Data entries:

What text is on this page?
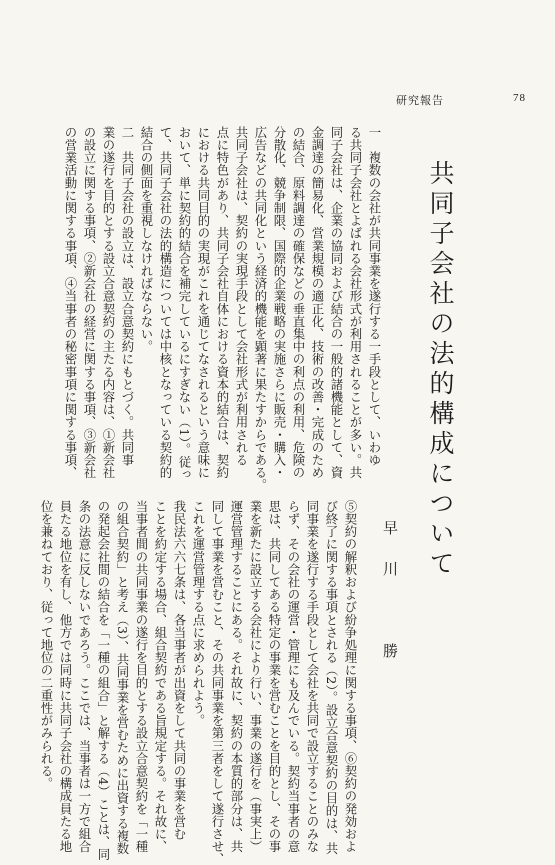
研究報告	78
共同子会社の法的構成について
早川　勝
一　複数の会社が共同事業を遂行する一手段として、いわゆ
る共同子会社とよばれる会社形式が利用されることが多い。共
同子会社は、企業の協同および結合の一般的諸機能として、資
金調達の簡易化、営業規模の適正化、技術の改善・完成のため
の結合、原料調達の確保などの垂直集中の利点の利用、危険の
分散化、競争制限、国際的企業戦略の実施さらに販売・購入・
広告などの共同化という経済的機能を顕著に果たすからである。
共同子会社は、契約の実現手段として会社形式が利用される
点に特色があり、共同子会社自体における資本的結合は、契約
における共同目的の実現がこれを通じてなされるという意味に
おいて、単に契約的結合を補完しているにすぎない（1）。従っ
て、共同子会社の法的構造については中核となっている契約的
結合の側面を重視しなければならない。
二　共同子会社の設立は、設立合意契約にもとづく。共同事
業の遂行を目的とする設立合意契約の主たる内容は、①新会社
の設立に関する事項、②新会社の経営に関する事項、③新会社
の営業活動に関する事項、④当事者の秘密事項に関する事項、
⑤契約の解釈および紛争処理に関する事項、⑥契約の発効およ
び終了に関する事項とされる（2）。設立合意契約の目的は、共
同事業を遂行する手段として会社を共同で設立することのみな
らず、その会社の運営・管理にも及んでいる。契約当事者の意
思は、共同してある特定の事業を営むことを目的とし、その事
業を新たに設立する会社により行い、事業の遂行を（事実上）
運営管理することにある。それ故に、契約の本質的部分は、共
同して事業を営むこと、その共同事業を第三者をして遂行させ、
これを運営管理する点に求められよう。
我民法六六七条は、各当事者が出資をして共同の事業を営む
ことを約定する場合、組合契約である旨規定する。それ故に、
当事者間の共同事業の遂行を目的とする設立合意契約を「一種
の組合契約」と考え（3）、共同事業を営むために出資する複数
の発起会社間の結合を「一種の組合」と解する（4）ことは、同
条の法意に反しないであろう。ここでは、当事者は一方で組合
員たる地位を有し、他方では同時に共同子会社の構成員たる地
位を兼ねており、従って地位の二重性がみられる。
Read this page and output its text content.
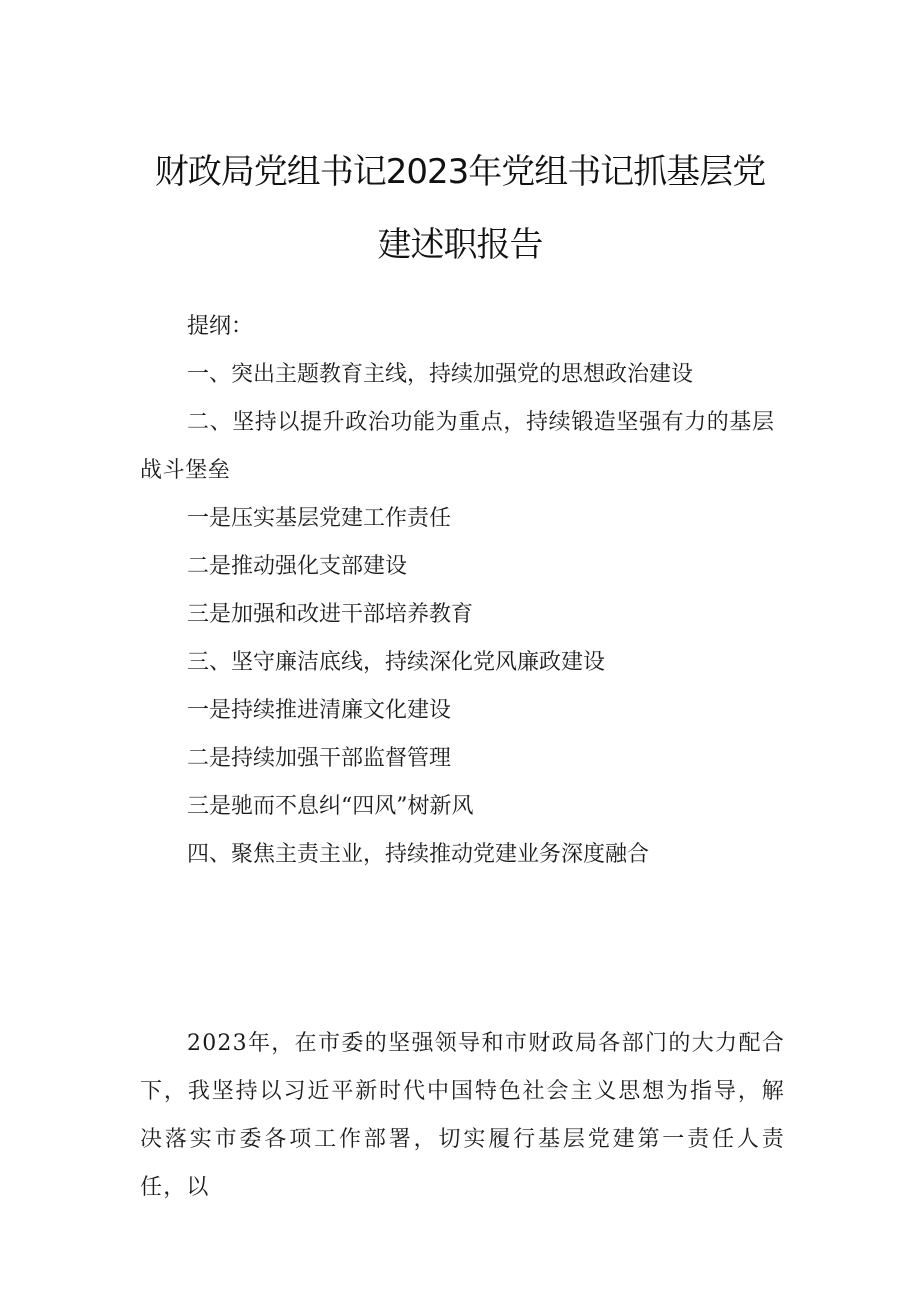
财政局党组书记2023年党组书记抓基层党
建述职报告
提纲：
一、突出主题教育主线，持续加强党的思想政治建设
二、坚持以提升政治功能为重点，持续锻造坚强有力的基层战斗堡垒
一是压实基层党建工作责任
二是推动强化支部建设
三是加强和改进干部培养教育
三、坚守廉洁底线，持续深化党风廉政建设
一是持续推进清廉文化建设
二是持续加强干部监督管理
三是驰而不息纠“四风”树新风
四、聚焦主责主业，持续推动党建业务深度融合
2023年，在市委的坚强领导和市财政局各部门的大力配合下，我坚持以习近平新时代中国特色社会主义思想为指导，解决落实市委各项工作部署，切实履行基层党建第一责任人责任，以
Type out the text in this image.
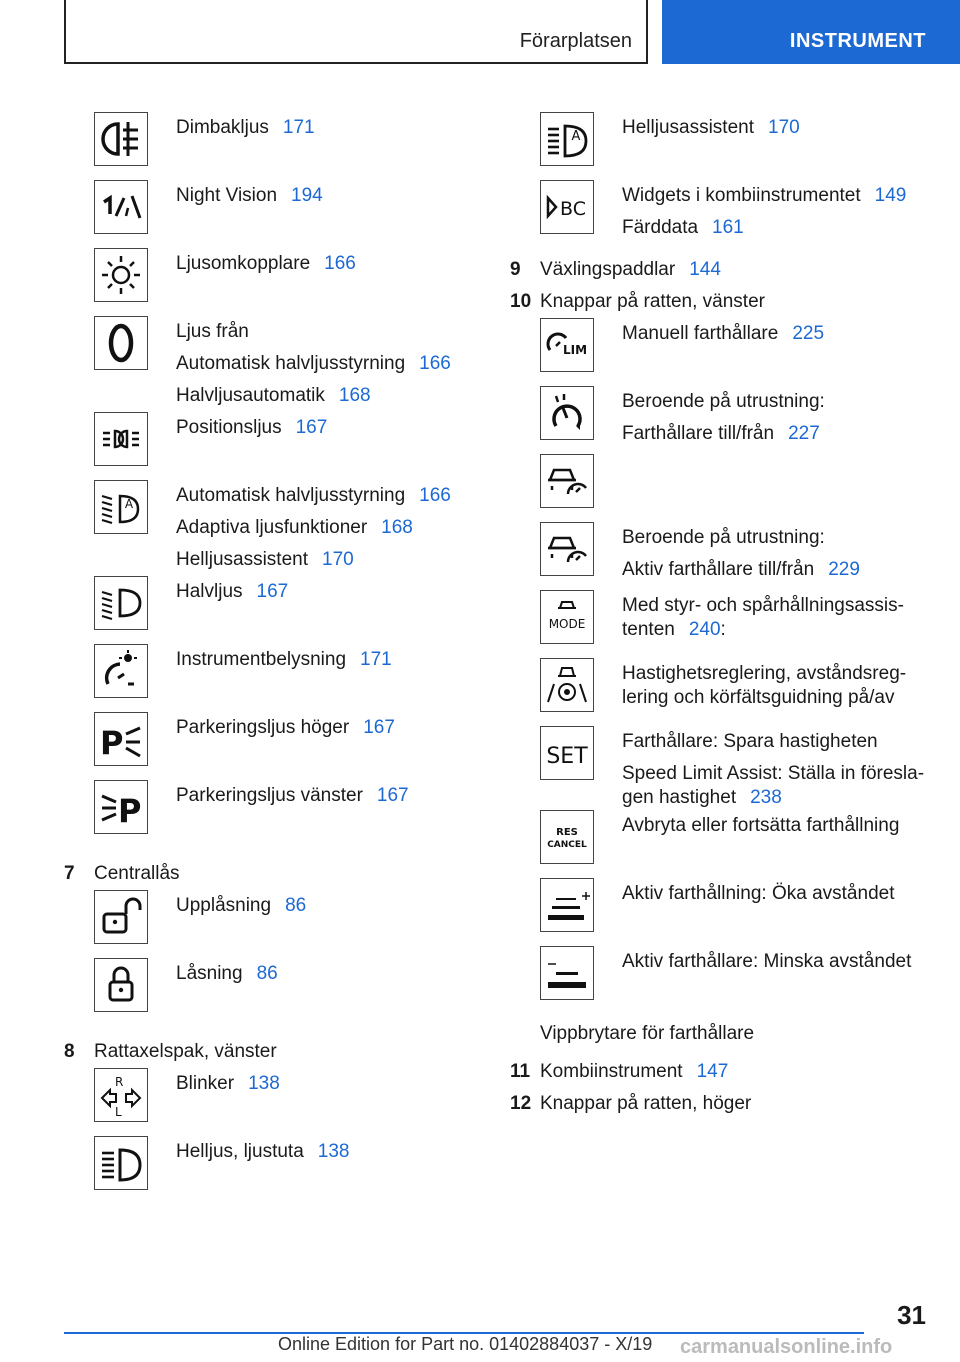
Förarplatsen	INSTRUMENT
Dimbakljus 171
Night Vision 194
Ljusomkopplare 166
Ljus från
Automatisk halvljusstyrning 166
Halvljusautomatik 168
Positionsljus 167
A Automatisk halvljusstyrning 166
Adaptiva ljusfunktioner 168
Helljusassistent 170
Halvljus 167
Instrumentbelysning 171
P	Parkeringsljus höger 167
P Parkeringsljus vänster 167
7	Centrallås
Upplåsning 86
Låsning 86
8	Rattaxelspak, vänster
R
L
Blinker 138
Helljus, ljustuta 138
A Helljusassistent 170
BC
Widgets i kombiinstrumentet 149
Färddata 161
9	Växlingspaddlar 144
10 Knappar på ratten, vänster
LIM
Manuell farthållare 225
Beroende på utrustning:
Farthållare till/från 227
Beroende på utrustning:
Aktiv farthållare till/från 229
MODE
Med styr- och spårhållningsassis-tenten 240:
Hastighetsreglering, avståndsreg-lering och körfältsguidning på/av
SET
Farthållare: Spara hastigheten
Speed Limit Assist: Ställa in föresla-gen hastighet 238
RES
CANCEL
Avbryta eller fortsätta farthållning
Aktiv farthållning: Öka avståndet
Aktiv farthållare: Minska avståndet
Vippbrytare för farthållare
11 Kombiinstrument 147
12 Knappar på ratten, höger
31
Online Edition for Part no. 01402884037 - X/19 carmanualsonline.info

* * *

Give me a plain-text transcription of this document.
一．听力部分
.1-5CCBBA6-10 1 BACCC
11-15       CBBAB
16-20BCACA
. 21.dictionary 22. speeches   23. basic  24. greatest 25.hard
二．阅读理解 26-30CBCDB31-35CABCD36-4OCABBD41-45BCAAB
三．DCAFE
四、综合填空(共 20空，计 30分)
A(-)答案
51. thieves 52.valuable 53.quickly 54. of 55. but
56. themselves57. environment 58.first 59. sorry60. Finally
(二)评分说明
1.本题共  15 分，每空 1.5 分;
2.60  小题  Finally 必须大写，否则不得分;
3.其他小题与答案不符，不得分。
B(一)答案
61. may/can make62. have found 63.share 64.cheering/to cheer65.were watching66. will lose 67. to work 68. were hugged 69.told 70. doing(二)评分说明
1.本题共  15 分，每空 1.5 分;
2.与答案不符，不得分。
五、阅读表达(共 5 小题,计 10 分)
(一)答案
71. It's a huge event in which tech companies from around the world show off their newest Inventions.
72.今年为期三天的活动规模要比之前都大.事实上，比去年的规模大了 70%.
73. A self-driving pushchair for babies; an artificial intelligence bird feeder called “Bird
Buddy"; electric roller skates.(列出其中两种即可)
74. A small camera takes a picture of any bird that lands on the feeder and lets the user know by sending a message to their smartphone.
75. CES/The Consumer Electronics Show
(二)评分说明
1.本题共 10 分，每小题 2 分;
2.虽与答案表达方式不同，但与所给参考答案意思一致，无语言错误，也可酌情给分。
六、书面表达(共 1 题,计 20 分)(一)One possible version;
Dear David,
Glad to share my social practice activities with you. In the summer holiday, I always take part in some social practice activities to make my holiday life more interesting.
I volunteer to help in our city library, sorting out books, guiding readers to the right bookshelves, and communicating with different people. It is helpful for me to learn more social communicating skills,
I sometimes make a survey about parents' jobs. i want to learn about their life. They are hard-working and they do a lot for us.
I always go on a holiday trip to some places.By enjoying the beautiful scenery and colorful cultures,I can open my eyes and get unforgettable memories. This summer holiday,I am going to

--

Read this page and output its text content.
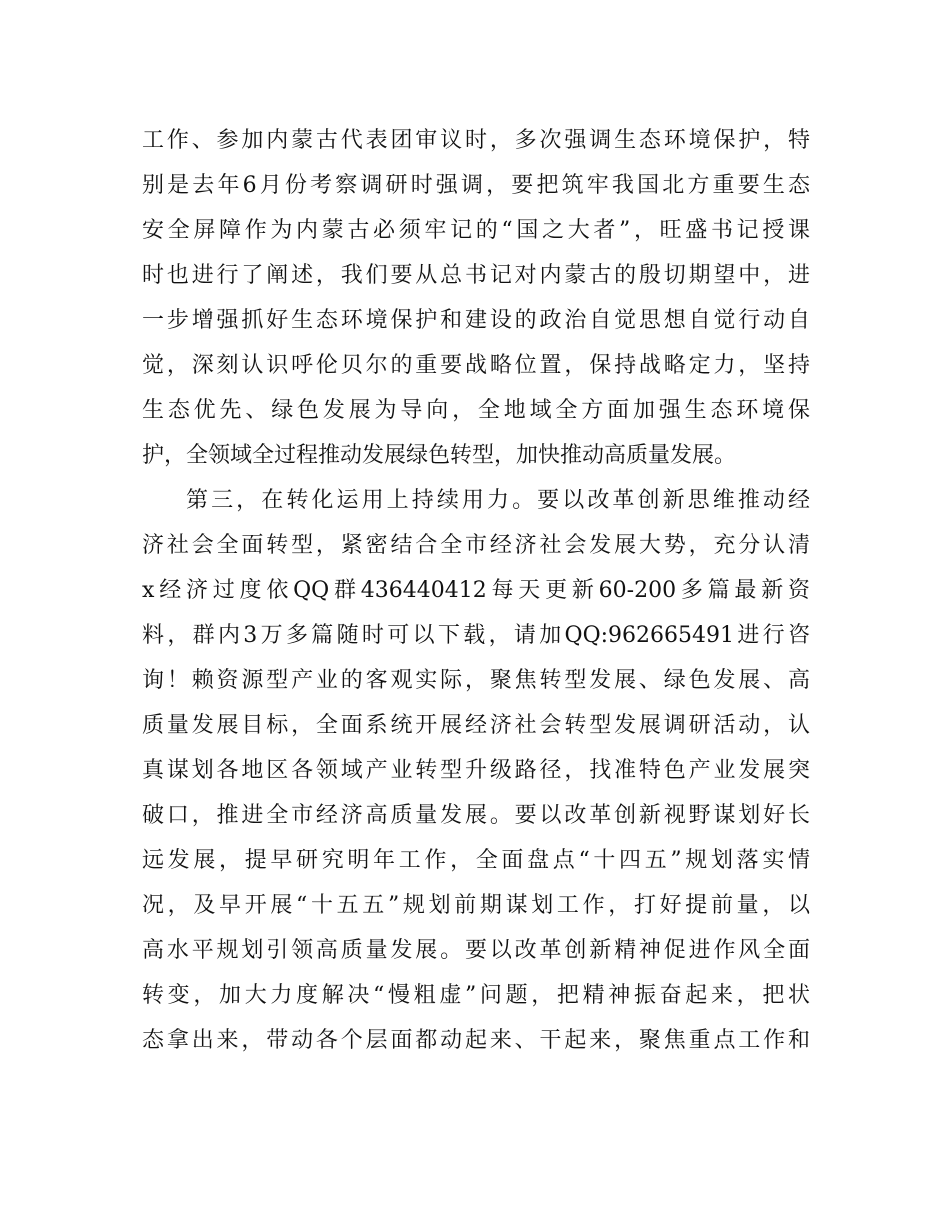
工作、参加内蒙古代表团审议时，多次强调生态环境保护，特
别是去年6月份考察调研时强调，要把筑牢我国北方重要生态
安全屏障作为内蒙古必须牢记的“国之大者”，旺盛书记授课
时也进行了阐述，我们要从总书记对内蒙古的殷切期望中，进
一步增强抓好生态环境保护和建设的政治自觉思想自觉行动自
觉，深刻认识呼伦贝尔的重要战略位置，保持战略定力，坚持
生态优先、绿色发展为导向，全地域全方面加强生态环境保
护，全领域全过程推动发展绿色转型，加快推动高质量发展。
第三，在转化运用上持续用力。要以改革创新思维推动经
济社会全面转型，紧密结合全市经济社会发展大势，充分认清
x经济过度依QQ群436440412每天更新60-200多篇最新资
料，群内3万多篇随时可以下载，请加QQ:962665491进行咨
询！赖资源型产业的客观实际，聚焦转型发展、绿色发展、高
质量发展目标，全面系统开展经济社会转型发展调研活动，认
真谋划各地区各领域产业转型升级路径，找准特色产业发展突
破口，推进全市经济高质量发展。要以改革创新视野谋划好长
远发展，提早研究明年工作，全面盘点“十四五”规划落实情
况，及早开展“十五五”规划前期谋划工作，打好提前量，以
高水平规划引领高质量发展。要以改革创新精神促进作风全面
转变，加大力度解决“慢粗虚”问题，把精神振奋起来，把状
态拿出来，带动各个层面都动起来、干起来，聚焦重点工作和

● **Your objective**:
Of all the lines in the data above, state how many include "text". Say only the number.

● **Exercise result**:
5